▸ **Required task**
Set the listing down again in full, word for word, with the pictures left out.

[Stored records]
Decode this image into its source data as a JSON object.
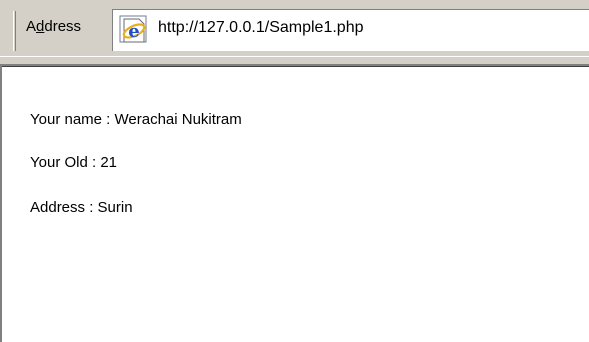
{
  "toolbar": {
    "address_label_first": "A",
    "address_label_underlined": "d",
    "address_label_rest": "dress",
    "url": "http://127.0.0.1/Sample1.php",
    "page_icon": "internet-explorer-icon"
  },
  "page": {
    "lines": [
      "Your name : Werachai Nukitram",
      "Your Old : 21",
      "Address : Surin"
    ]
  },
  "colors": {
    "toolbar_bg": "#d4d0c8",
    "page_bg": "#ffffff",
    "text": "#000000",
    "ie_blue": "#1e4fc9",
    "ie_gold": "#e8b020"
  }
}
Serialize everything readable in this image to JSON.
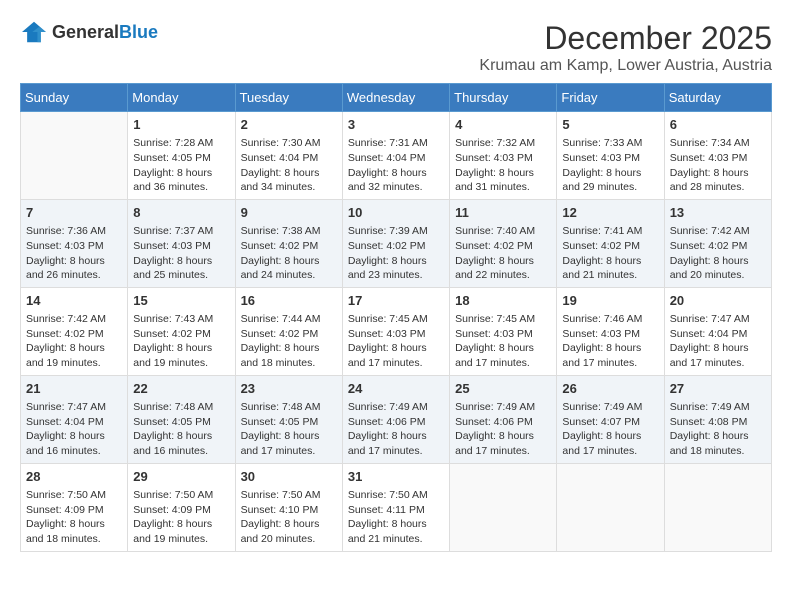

▸ **Result of the exercise**
Decode this image into its source data as a JSON object.
{
  "toolbar": {
    "address_label_first": "A",
    "address_label_underlined": "d",
    "address_label_rest": "dress",
    "url": "http://127.0.0.1/Sample1.php",
    "page_icon": "internet-explorer-icon"
  },
  "page": {
    "lines": [
      "Your name : Werachai Nukitram",
      "Your Old : 21",
      "Address : Surin"
    ]
  },
  "colors": {
    "toolbar_bg": "#d4d0c8",
    "page_bg": "#ffffff",
    "text": "#000000",
    "ie_blue": "#1e4fc9",
    "ie_gold": "#e8b020"
  }
}
Serialize everything readable in this image to JSON.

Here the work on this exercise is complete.